## SET PROBLEM
Set down the data below without change, skipping the pictures it holds.

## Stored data

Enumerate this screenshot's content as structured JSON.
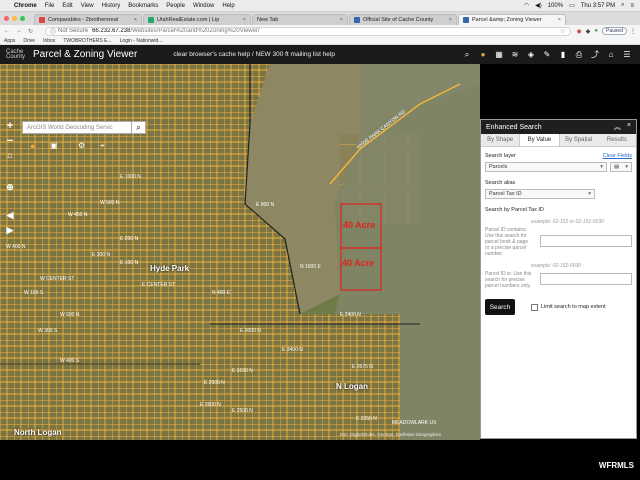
{
  "os_menu": {
    "app": "Chrome",
    "items": [
      "File",
      "Edit",
      "View",
      "History",
      "Bookmarks",
      "People",
      "Window",
      "Help"
    ],
    "battery": "100%",
    "clock": "Thu 3:57 PM"
  },
  "browser": {
    "tabs": [
      {
        "label": "Comparables - 2brothersreal",
        "color": "#d44"
      },
      {
        "label": "UtahRealEstate.com | Lip",
        "color": "#2a6"
      },
      {
        "label": "New Tab",
        "color": "#888"
      },
      {
        "label": "Official Site of Cache County",
        "color": "#36a"
      },
      {
        "label": "Parcel &amp; Zoning Viewer",
        "color": "#36a"
      }
    ],
    "not_secure": "Not Secure",
    "url_host": "66.232.67.238",
    "url_path": "/Websites/Parcel%20and%20Zoning%20Viewer/",
    "paused": "Paused",
    "bookmarks": [
      "Apps",
      "Drive",
      "Inbox",
      "TWOBROTHERS E...",
      "Login - Nationwid..."
    ]
  },
  "app": {
    "logo_line1": "Cache",
    "logo_line2": "County",
    "title": "Parcel & Zoning Viewer",
    "header_links": "clear browser's cache help /   NEW 300 ft mailing list help"
  },
  "map": {
    "geocode_placeholder": "ArcGIS World Geocoding Servic",
    "zoom_in": "+",
    "zoom_out": "−",
    "town_label": "Hyde Park",
    "north_logan_label": "North Logan",
    "logan_label": "N Logan",
    "parcel_label_1": "40 Acre",
    "parcel_label_2": "40 Acre",
    "road_label": "HYDE PARK CANYON RD",
    "attribution": "Esri, DigitalGlobe, GeoEye, Earthstar Geographics",
    "street_labels": [
      "E 300 N",
      "E 200 N",
      "E 100 N",
      "W CENTER ST",
      "E CENTER ST",
      "W 100 S",
      "W 300 S",
      "W 400 S",
      "E 1000 N",
      "E 900 N",
      "E 2400 N",
      "E 3400 N",
      "E 3100 N",
      "E 2900 N",
      "E 2675 N",
      "E 2600 N",
      "E 2500 N",
      "E 2350 N",
      "E 3000 N",
      "MEADOWLARK LN",
      "N 1000 E",
      "N 400 E",
      "W 450 N",
      "W 500 N",
      "W 400 N",
      "W 600 N"
    ]
  },
  "panel": {
    "title": "Enhanced Search",
    "tabs": [
      "By Shape",
      "By Value",
      "By Spatial",
      "Results"
    ],
    "search_layer_label": "Search layer",
    "clear_fields": "Clear Fields",
    "layer_value": "Parcels",
    "search_alias_label": "Search alias",
    "alias_value": "Parcel Tax ID",
    "search_by_label": "Search by Parcel Tax ID",
    "example1": "example: 02-152 or 02-152-0030",
    "desc1": "Parcel ID contains: Use this search for parcel book & page or a precise parcel number.",
    "example2": "example: 02-152-0030",
    "desc2": "Parcel ID is: Use this search for precise parcel numbers only.",
    "search_button": "Search",
    "limit_label": "Limit search to map extent"
  },
  "watermark": "WFRMLS",
  "colors": {
    "parcel_line": "#f2b43a",
    "highlight": "#e0231d",
    "panel_header": "#1f1f1f"
  }
}
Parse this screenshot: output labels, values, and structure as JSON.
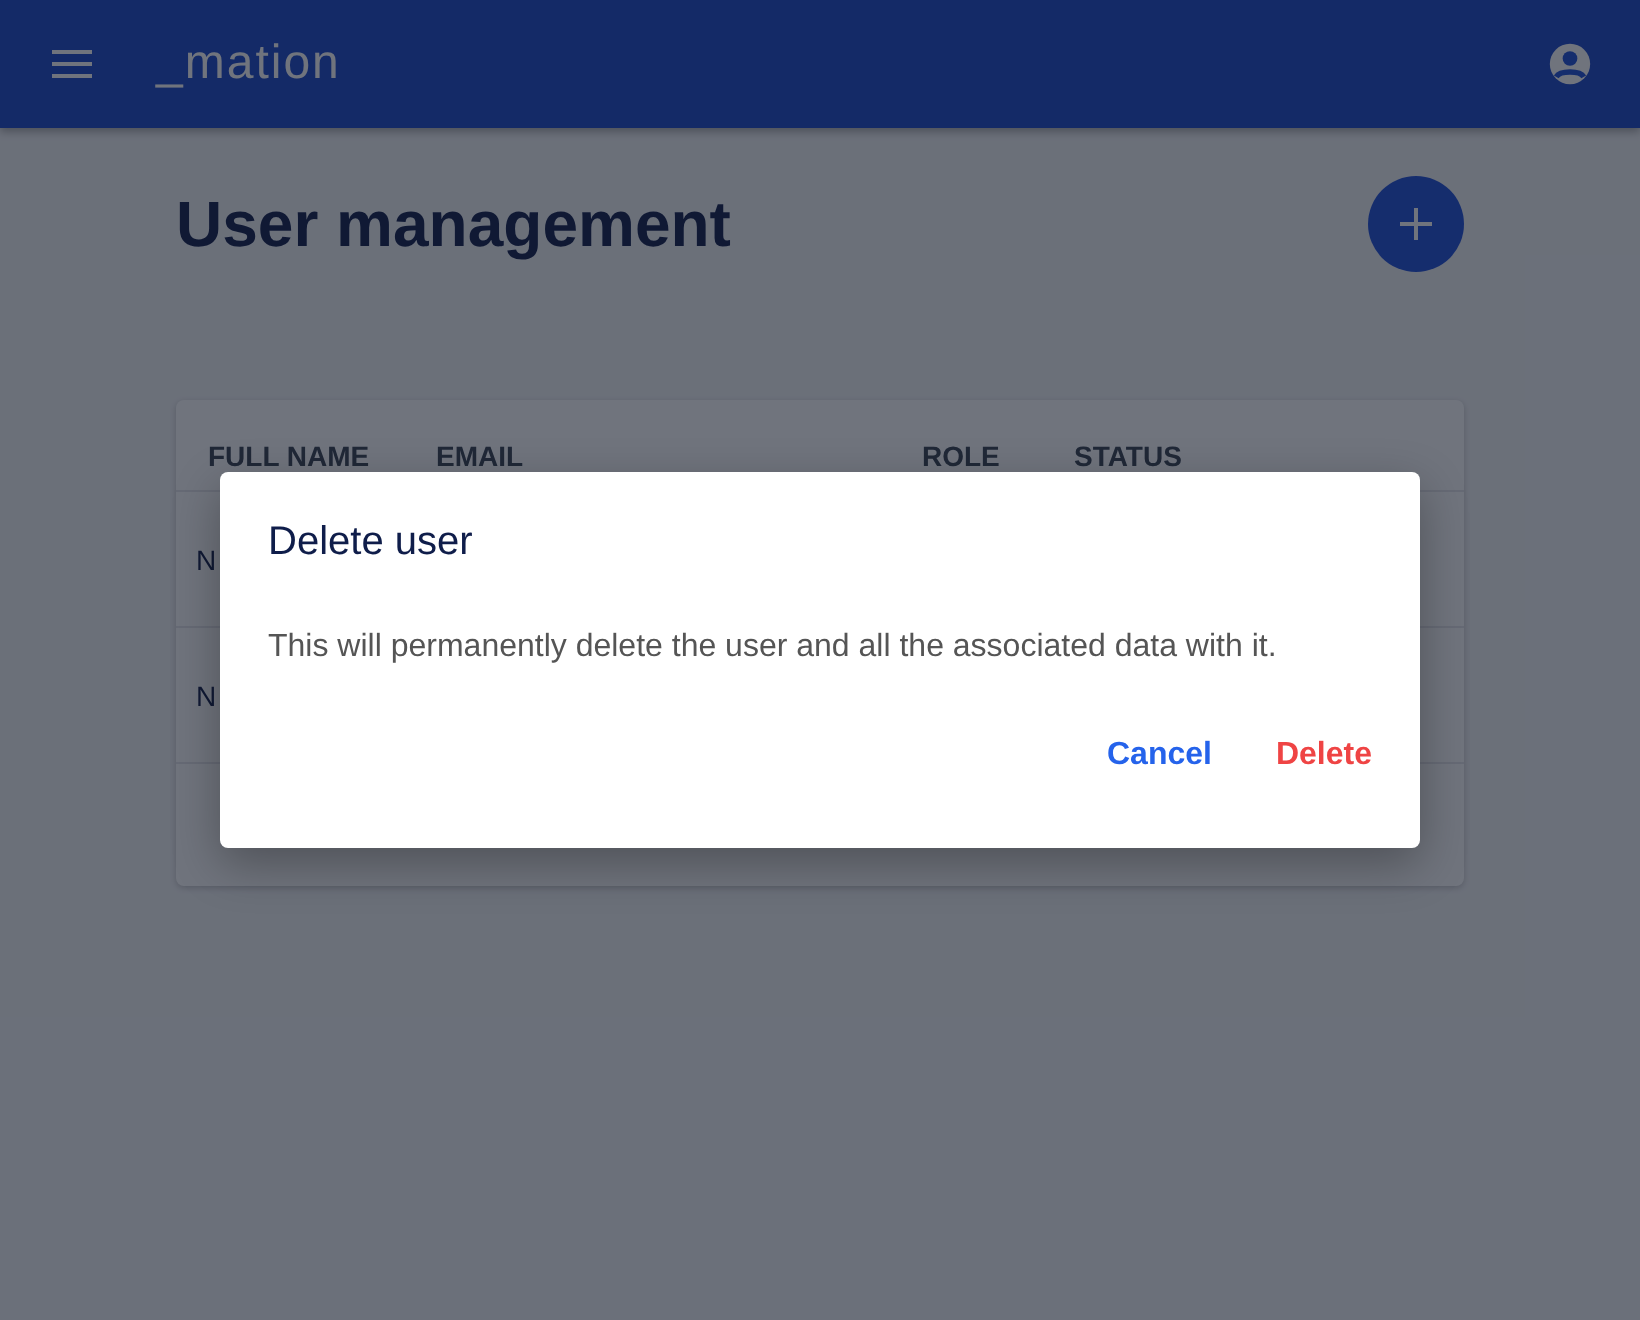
{
  "app_bar": {
    "logo": "_mation"
  },
  "page": {
    "title": "User management"
  },
  "table": {
    "columns": [
      "FULL NAME",
      "EMAIL",
      "ROLE",
      "STATUS"
    ],
    "rows": [
      {
        "column_1": "N"
      },
      {
        "column_1": "N"
      }
    ]
  },
  "dialog": {
    "title": "Delete user",
    "message": "This will permanently delete the user and all the associated data with it.",
    "buttons": [
      {
        "label": "Cancel",
        "kind": "neutral"
      },
      {
        "label": "Delete",
        "kind": "danger"
      }
    ]
  }
}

## ANSWER TO THIS PROBLEM
Enumerate this screenshot's content as structured JSON.
{
  "os_menu": {
    "app": "Chrome",
    "items": [
      "File",
      "Edit",
      "View",
      "History",
      "Bookmarks",
      "People",
      "Window",
      "Help"
    ],
    "battery": "100%",
    "clock": "Thu 3:57 PM"
  },
  "browser": {
    "tabs": [
      {
        "label": "Comparables - 2brothersreal",
        "color": "#d44"
      },
      {
        "label": "UtahRealEstate.com | Lip",
        "color": "#2a6"
      },
      {
        "label": "New Tab",
        "color": "#888"
      },
      {
        "label": "Official Site of Cache County",
        "color": "#36a"
      },
      {
        "label": "Parcel &amp; Zoning Viewer",
        "color": "#36a"
      }
    ],
    "not_secure": "Not Secure",
    "url_host": "66.232.67.238",
    "url_path": "/Websites/Parcel%20and%20Zoning%20Viewer/",
    "paused": "Paused",
    "bookmarks": [
      "Apps",
      "Drive",
      "Inbox",
      "TWOBROTHERS E...",
      "Login - Nationwid..."
    ]
  },
  "app": {
    "logo_line1": "Cache",
    "logo_line2": "County",
    "title": "Parcel & Zoning Viewer",
    "header_links": "clear browser's cache help /   NEW 300 ft mailing list help"
  },
  "map": {
    "geocode_placeholder": "ArcGIS World Geocoding Servic",
    "zoom_in": "+",
    "zoom_out": "−",
    "town_label": "Hyde Park",
    "north_logan_label": "North Logan",
    "logan_label": "N Logan",
    "parcel_label_1": "40 Acre",
    "parcel_label_2": "40 Acre",
    "road_label": "HYDE PARK CANYON RD",
    "attribution": "Esri, DigitalGlobe, GeoEye, Earthstar Geographics",
    "street_labels": [
      "E 300 N",
      "E 200 N",
      "E 100 N",
      "W CENTER ST",
      "E CENTER ST",
      "W 100 S",
      "W 300 S",
      "W 400 S",
      "E 1000 N",
      "E 900 N",
      "E 2400 N",
      "E 3400 N",
      "E 3100 N",
      "E 2900 N",
      "E 2675 N",
      "E 2600 N",
      "E 2500 N",
      "E 2350 N",
      "E 3000 N",
      "MEADOWLARK LN",
      "N 1000 E",
      "N 400 E",
      "W 450 N",
      "W 500 N",
      "W 400 N",
      "W 600 N"
    ]
  },
  "panel": {
    "title": "Enhanced Search",
    "tabs": [
      "By Shape",
      "By Value",
      "By Spatial",
      "Results"
    ],
    "search_layer_label": "Search layer",
    "clear_fields": "Clear Fields",
    "layer_value": "Parcels",
    "search_alias_label": "Search alias",
    "alias_value": "Parcel Tax ID",
    "search_by_label": "Search by Parcel Tax ID",
    "example1": "example: 02-152 or 02-152-0030",
    "desc1": "Parcel ID contains: Use this search for parcel book & page or a precise parcel number.",
    "example2": "example: 02-152-0030",
    "desc2": "Parcel ID is: Use this search for precise parcel numbers only.",
    "search_button": "Search",
    "limit_label": "Limit search to map extent"
  },
  "watermark": "WFRMLS",
  "colors": {
    "parcel_line": "#f2b43a",
    "highlight": "#e0231d",
    "panel_header": "#1f1f1f"
  }
}
Parse this screenshot: output labels, values, and structure as JSON.
{
  "app_bar": {
    "logo": "_mation"
  },
  "page": {
    "title": "User management"
  },
  "table": {
    "columns": [
      "FULL NAME",
      "EMAIL",
      "ROLE",
      "STATUS"
    ],
    "rows": [
      {
        "column_1": "N"
      },
      {
        "column_1": "N"
      }
    ]
  },
  "dialog": {
    "title": "Delete user",
    "message": "This will permanently delete the user and all the associated data with it.",
    "buttons": [
      {
        "label": "Cancel",
        "kind": "neutral"
      },
      {
        "label": "Delete",
        "kind": "danger"
      }
    ]
  }
}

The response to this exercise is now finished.